### Selected excerpt
1. Others have explained why comparing floating point numbers for
equality is almost always a problem.

2. It is traditional to use an integer variable in a DO loop, then
generate U or X or whatever from that.

For example

integer i
real u

do i=0,200
u=i/10.0
...
if(i == 14) print *,'OK'
...
end do

3. There are several advanatage to this approach.

a. calculating U = U0 + i * delta_U or U = U0 + (i-1) * delta_U
avoids accumulating errors unlike

U=U0
do

U=U + delta U
if ( ) exit
end do

b. It is easy to construct an array as a look-up table of values for
later use instead of re-computing them.

real aqz(100)
integer i
real x,x0,delta_x

do i=1,100
x=x0 + (i-1)*delta_x
aqz(i) = <some complicated function of x>
end do
....

given an X, finding which aqz()[s] to use for interpolation is easy!

--- e

[Paul van Delst]

Gordon Sande wrote:

> The problem is that 0.1d0 is a notational fiction

I really like that phrase to refer to the issue of finite precision computation. Succinct
and imbibed with some mild shock value to make one think about the underlying mechanism(s).

cheers,

paulv

[Gib Bogle]

Imbued, unless you've been drinking. ;-)

[Paul van Delst]

Oops, yes. A, uh, Lagerian slip? I could go for a cold one right now. :o)

cheers,

paulv

[Arjen Markus]

> Arjen- Tekst uit oorspronkelijk bericht niet weergeven -
>
> - Tekst uit oorspronkelijk bericht weergeven -

Actually, it is easier than what I wrote:

if ( abs(u-1.4D0) < 0.05D0 ) ...

where 0.05 is half the step (0.1).

u can not assume a value further off the intended value than 1/2 the
step,
unless you accumulate a lot of rounding errors. (It is a trick that is
especially useful if you need to compare u to zero: epsilon would be
tricky to use in that region!)

And read all the other postings for a better understanding too ;)

Regards,

Arjen

[robin]

"Ron Shepard" <ron-s...@NOSPAM.comcast.net> wrote in message
news:ron-shepard-4B09...@forte.easynews.com...

> In article
> <bd511e22-1b33-4f3c...@j39g2000yqn.googlegroups.com>,
> Fatemeh <fateme....@gmail.com> wrote:
>
> > u=0.D0
> >
> > do while (u.lt.20.D0)

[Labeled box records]
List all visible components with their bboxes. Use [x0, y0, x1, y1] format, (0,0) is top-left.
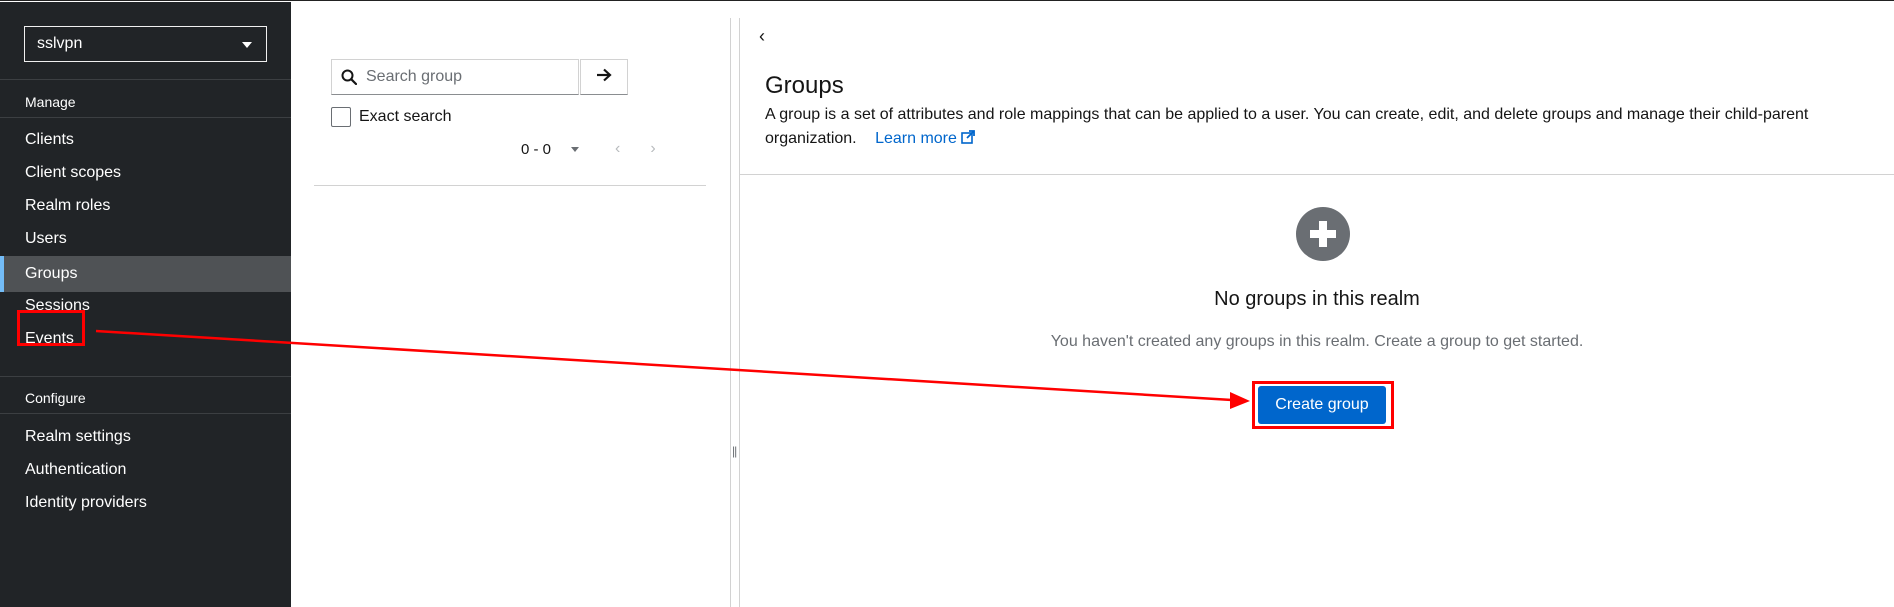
sidebar-item-identity-providers[interactable]: Identity providers: [0, 483, 291, 523]
caret-down-icon: [242, 42, 252, 48]
sidebar: sslvpn Manage Clients Client scopes Real…: [0, 2, 291, 607]
exact-search-label: Exact search: [359, 108, 452, 125]
group-search-input[interactable]: [366, 68, 536, 86]
exact-search-option: Exact search: [331, 107, 451, 127]
pagination: 0 - 0 ‹ ›: [521, 140, 656, 158]
chevron-left-icon[interactable]: ‹: [759, 26, 765, 47]
page-description: A group is a set of attributes and role …: [765, 103, 1845, 151]
arrow-right-icon: [596, 68, 612, 87]
main-divider: [740, 174, 1894, 175]
main-content: ‹ Groups A group is a set of attributes …: [740, 2, 1894, 607]
panel-splitter[interactable]: [730, 18, 731, 607]
learn-more-label: Learn more: [875, 130, 957, 147]
external-link-icon: [961, 130, 976, 147]
search-submit-button[interactable]: [580, 59, 628, 95]
page-title: Groups: [765, 72, 844, 99]
group-tree-panel: Exact search 0 - 0 ‹ ›: [291, 2, 730, 607]
empty-state-body: You haven't created any groups in this r…: [1050, 333, 1584, 350]
realm-selector[interactable]: sslvpn: [24, 26, 267, 62]
realm-selector-value: sslvpn: [37, 35, 83, 52]
pagination-range[interactable]: 0 - 0: [521, 141, 551, 158]
plus-circle-icon: [1296, 207, 1350, 261]
sidebar-section-manage: Manage: [25, 94, 76, 110]
previous-page-icon[interactable]: ‹: [615, 140, 620, 158]
sidebar-item-users[interactable]: Users: [0, 219, 291, 259]
group-search: [331, 59, 628, 95]
sidebar-divider: [0, 413, 291, 414]
empty-state-title: No groups in this realm: [1214, 288, 1420, 310]
highlight-box-groups: [17, 310, 85, 346]
search-icon: [332, 69, 366, 85]
app-root: sslvpn Manage Clients Client scopes Real…: [0, 0, 1894, 607]
exact-search-checkbox[interactable]: [331, 107, 351, 127]
tree-divider: [314, 185, 706, 186]
highlight-box-create-group: [1252, 381, 1394, 429]
learn-more-link[interactable]: Learn more: [875, 130, 976, 147]
sidebar-divider: [0, 376, 291, 377]
sidebar-section-configure: Configure: [25, 390, 86, 406]
next-page-icon[interactable]: ›: [650, 140, 655, 158]
splitter-handle-icon[interactable]: ||: [732, 444, 737, 458]
sidebar-divider: [0, 117, 291, 118]
sidebar-divider: [0, 79, 291, 80]
caret-down-icon[interactable]: [571, 146, 580, 152]
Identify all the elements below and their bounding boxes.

### Complete the following
• 1. Translate this sentence from the floating-point thread into French: "It is traditional to use an integer variable in a DO loop, then generate U or X or whatever from that."
• 2. Filter the records down to every line that contains the string "search".
The records are unrelated to the floating-point thread.

### Worked answers
• 1. Il est d'usage d'utiliser une variable entière dans une boucle DO, puis d'en générer U, X ou toute autre valeur.

• 2.
exact-search-label: Exact search: [359, 108, 452, 125]
group-search-input[interactable]: [366, 68, 536, 86]
exact-search-option: Exact search: [331, 107, 451, 127]
search-submit-button[interactable]: [580, 59, 628, 95]
group-tree-panel: Exact search 0 - 0 ‹ ›: [291, 2, 730, 607]
group-search: [331, 59, 628, 95]
search-icon: [332, 69, 366, 85]
exact-search-checkbox[interactable]: [331, 107, 351, 127]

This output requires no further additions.